--- Start of Information provided ---
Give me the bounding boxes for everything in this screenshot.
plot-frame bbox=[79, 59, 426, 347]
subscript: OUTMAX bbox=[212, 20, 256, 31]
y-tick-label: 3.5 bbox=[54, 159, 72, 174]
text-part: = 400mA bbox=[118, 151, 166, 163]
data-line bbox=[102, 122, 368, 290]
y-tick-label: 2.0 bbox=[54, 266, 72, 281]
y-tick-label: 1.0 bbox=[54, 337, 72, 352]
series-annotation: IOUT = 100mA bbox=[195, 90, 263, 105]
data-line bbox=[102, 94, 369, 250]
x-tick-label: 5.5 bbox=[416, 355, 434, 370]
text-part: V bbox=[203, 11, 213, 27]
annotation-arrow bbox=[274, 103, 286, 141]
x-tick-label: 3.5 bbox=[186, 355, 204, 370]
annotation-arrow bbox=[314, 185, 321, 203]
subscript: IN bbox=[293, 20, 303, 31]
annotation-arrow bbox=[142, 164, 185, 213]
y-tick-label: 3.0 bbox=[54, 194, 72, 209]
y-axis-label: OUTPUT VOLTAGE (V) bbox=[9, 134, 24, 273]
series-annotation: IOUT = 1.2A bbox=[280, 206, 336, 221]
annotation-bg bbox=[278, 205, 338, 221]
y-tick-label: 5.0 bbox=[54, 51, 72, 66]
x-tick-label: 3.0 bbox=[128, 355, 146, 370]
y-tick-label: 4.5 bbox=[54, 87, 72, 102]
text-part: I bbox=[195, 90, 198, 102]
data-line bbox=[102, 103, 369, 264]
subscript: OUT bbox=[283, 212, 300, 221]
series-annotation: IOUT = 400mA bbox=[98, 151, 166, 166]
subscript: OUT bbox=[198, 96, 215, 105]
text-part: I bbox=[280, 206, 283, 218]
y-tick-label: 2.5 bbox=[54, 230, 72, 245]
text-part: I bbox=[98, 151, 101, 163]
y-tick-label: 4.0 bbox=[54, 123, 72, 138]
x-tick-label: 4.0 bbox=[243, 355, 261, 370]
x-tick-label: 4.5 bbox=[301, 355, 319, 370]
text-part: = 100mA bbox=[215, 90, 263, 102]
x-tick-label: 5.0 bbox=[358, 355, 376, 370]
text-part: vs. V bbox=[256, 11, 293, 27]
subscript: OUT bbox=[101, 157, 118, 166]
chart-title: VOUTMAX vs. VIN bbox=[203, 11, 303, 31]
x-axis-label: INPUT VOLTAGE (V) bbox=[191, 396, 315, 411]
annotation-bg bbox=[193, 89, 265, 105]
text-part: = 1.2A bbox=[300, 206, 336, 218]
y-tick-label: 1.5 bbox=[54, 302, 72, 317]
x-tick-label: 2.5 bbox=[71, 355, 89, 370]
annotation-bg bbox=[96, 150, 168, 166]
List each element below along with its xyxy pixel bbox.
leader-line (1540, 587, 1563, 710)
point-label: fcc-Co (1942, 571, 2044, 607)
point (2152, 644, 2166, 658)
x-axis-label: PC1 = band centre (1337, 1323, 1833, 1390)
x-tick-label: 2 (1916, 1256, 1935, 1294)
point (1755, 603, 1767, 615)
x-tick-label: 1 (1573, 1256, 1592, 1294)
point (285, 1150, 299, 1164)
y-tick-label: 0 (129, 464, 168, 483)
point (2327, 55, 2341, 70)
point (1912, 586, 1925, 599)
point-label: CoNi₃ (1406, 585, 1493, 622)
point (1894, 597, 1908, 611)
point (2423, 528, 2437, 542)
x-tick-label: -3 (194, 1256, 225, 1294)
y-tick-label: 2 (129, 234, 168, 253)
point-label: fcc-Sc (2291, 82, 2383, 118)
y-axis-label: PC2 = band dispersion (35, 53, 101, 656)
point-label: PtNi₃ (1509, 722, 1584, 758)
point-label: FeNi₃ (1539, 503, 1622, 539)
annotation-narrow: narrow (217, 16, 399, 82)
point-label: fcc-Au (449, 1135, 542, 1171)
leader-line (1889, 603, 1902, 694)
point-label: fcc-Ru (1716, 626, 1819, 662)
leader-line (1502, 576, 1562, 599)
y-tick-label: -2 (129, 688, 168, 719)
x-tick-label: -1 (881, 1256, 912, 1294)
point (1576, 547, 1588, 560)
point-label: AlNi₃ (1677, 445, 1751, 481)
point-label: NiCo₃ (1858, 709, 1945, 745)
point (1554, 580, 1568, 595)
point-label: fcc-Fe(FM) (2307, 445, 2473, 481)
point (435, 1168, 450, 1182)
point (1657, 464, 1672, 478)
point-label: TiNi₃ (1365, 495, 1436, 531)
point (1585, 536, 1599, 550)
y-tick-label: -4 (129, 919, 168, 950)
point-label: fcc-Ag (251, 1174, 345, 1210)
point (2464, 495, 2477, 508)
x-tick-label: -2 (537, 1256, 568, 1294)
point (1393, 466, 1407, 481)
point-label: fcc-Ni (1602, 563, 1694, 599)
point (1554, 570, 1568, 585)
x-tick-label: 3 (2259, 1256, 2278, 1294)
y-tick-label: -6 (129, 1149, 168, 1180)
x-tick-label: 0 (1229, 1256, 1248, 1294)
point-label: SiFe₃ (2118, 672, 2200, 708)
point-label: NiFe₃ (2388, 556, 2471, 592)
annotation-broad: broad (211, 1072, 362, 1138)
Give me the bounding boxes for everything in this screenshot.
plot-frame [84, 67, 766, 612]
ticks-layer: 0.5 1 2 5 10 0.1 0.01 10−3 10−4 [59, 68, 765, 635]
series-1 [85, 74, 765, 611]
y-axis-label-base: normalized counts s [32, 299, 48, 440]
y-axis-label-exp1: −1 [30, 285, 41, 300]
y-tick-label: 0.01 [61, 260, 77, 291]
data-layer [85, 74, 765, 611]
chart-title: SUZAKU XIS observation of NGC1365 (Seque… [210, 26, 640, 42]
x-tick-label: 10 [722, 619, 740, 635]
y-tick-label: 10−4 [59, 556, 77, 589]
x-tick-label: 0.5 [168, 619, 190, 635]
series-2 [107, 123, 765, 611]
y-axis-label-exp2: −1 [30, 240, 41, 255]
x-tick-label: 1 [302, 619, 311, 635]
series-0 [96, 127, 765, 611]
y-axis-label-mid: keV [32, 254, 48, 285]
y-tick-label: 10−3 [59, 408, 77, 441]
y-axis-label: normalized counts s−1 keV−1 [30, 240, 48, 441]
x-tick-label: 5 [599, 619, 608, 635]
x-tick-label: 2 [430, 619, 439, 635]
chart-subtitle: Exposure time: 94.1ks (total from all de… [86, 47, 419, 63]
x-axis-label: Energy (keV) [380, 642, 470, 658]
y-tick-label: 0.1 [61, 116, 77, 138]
--- End of Information provided ---
Problem statement: Reproduce every line of the data above verbatim, with no changes.

Final result:
Give me the bounding boxes for everything in this screenshot.
plot-frame bbox=[79, 59, 426, 347]
subscript: OUTMAX bbox=[212, 20, 256, 31]
y-tick-label: 3.5 bbox=[54, 159, 72, 174]
text-part: = 400mA bbox=[118, 151, 166, 163]
data-line bbox=[102, 122, 368, 290]
y-tick-label: 2.0 bbox=[54, 266, 72, 281]
y-tick-label: 1.0 bbox=[54, 337, 72, 352]
series-annotation: IOUT = 100mA bbox=[195, 90, 263, 105]
data-line bbox=[102, 94, 369, 250]
x-tick-label: 5.5 bbox=[416, 355, 434, 370]
text-part: V bbox=[203, 11, 213, 27]
annotation-arrow bbox=[274, 103, 286, 141]
x-tick-label: 3.5 bbox=[186, 355, 204, 370]
annotation-arrow bbox=[314, 185, 321, 203]
subscript: IN bbox=[293, 20, 303, 31]
annotation-arrow bbox=[142, 164, 185, 213]
y-tick-label: 3.0 bbox=[54, 194, 72, 209]
y-axis-label: OUTPUT VOLTAGE (V) bbox=[9, 134, 24, 273]
series-annotation: IOUT = 1.2A bbox=[280, 206, 336, 221]
annotation-bg bbox=[278, 205, 338, 221]
y-tick-label: 5.0 bbox=[54, 51, 72, 66]
x-tick-label: 3.0 bbox=[128, 355, 146, 370]
y-tick-label: 4.5 bbox=[54, 87, 72, 102]
text-part: I bbox=[195, 90, 198, 102]
data-line bbox=[102, 103, 369, 264]
subscript: OUT bbox=[283, 212, 300, 221]
series-annotation: IOUT = 400mA bbox=[98, 151, 166, 166]
subscript: OUT bbox=[198, 96, 215, 105]
text-part: I bbox=[280, 206, 283, 218]
y-tick-label: 2.5 bbox=[54, 230, 72, 245]
text-part: I bbox=[98, 151, 101, 163]
y-tick-label: 4.0 bbox=[54, 123, 72, 138]
x-tick-label: 4.0 bbox=[243, 355, 261, 370]
x-tick-label: 4.5 bbox=[301, 355, 319, 370]
text-part: = 100mA bbox=[215, 90, 263, 102]
x-tick-label: 5.0 bbox=[358, 355, 376, 370]
text-part: vs. V bbox=[256, 11, 293, 27]
subscript: OUT bbox=[101, 157, 118, 166]
chart-title: VOUTMAX vs. VIN bbox=[203, 11, 303, 31]
x-axis-label: INPUT VOLTAGE (V) bbox=[191, 396, 315, 411]
annotation-bg bbox=[193, 89, 265, 105]
text-part: = 1.2A bbox=[300, 206, 336, 218]
y-tick-label: 1.5 bbox=[54, 302, 72, 317]
x-tick-label: 2.5 bbox=[71, 355, 89, 370]
annotation-bg bbox=[96, 150, 168, 166]
List each element below along with its xyxy pixel bbox.
leader-line (1540, 587, 1563, 710)
point-label: fcc-Co (1942, 571, 2044, 607)
point (2152, 644, 2166, 658)
x-axis-label: PC1 = band centre (1337, 1323, 1833, 1390)
x-tick-label: 2 (1916, 1256, 1935, 1294)
point (1755, 603, 1767, 615)
x-tick-label: 1 (1573, 1256, 1592, 1294)
point (285, 1150, 299, 1164)
y-tick-label: 0 (129, 464, 168, 483)
point (2327, 55, 2341, 70)
point (1912, 586, 1925, 599)
point-label: CoNi₃ (1406, 585, 1493, 622)
point (1894, 597, 1908, 611)
point (2423, 528, 2437, 542)
x-tick-label: -3 (194, 1256, 225, 1294)
y-tick-label: 2 (129, 234, 168, 253)
point-label: fcc-Sc (2291, 82, 2383, 118)
y-axis-label: PC2 = band dispersion (35, 53, 101, 656)
point-label: PtNi₃ (1509, 722, 1584, 758)
point-label: FeNi₃ (1539, 503, 1622, 539)
annotation-narrow: narrow (217, 16, 399, 82)
point-label: fcc-Au (449, 1135, 542, 1171)
leader-line (1889, 603, 1902, 694)
point-label: fcc-Ru (1716, 626, 1819, 662)
leader-line (1502, 576, 1562, 599)
y-tick-label: -2 (129, 688, 168, 719)
x-tick-label: -1 (881, 1256, 912, 1294)
point (1576, 547, 1588, 560)
point-label: AlNi₃ (1677, 445, 1751, 481)
point-label: NiCo₃ (1858, 709, 1945, 745)
point (1554, 580, 1568, 595)
point-label: fcc-Fe(FM) (2307, 445, 2473, 481)
point (435, 1168, 450, 1182)
point (1657, 464, 1672, 478)
point-label: TiNi₃ (1365, 495, 1436, 531)
point (1585, 536, 1599, 550)
y-tick-label: -4 (129, 919, 168, 950)
point-label: fcc-Ag (251, 1174, 345, 1210)
point (2464, 495, 2477, 508)
x-tick-label: -2 (537, 1256, 568, 1294)
point (1393, 466, 1407, 481)
point-label: fcc-Ni (1602, 563, 1694, 599)
point (1554, 570, 1568, 585)
x-tick-label: 3 (2259, 1256, 2278, 1294)
y-tick-label: -6 (129, 1149, 168, 1180)
x-tick-label: 0 (1229, 1256, 1248, 1294)
point-label: SiFe₃ (2118, 672, 2200, 708)
point-label: NiFe₃ (2388, 556, 2471, 592)
annotation-broad: broad (211, 1072, 362, 1138)
Give me the bounding boxes for everything in this screenshot.
plot-frame [84, 67, 766, 612]
ticks-layer: 0.5 1 2 5 10 0.1 0.01 10−3 10−4 [59, 68, 765, 635]
series-1 [85, 74, 765, 611]
y-axis-label-base: normalized counts s [32, 299, 48, 440]
y-axis-label-exp1: −1 [30, 285, 41, 300]
y-tick-label: 0.01 [61, 260, 77, 291]
data-layer [85, 74, 765, 611]
chart-title: SUZAKU XIS observation of NGC1365 (Seque… [210, 26, 640, 42]
x-tick-label: 10 [722, 619, 740, 635]
y-tick-label: 10−4 [59, 556, 77, 589]
x-tick-label: 0.5 [168, 619, 190, 635]
series-2 [107, 123, 765, 611]
y-axis-label-exp2: −1 [30, 240, 41, 255]
x-tick-label: 1 [302, 619, 311, 635]
series-0 [96, 127, 765, 611]
y-axis-label-mid: keV [32, 254, 48, 285]
y-tick-label: 10−3 [59, 408, 77, 441]
y-axis-label: normalized counts s−1 keV−1 [30, 240, 48, 441]
x-tick-label: 5 [599, 619, 608, 635]
x-tick-label: 2 [430, 619, 439, 635]
chart-subtitle: Exposure time: 94.1ks (total from all de… [86, 47, 419, 63]
x-axis-label: Energy (keV) [380, 642, 470, 658]
y-tick-label: 0.1 [61, 116, 77, 138]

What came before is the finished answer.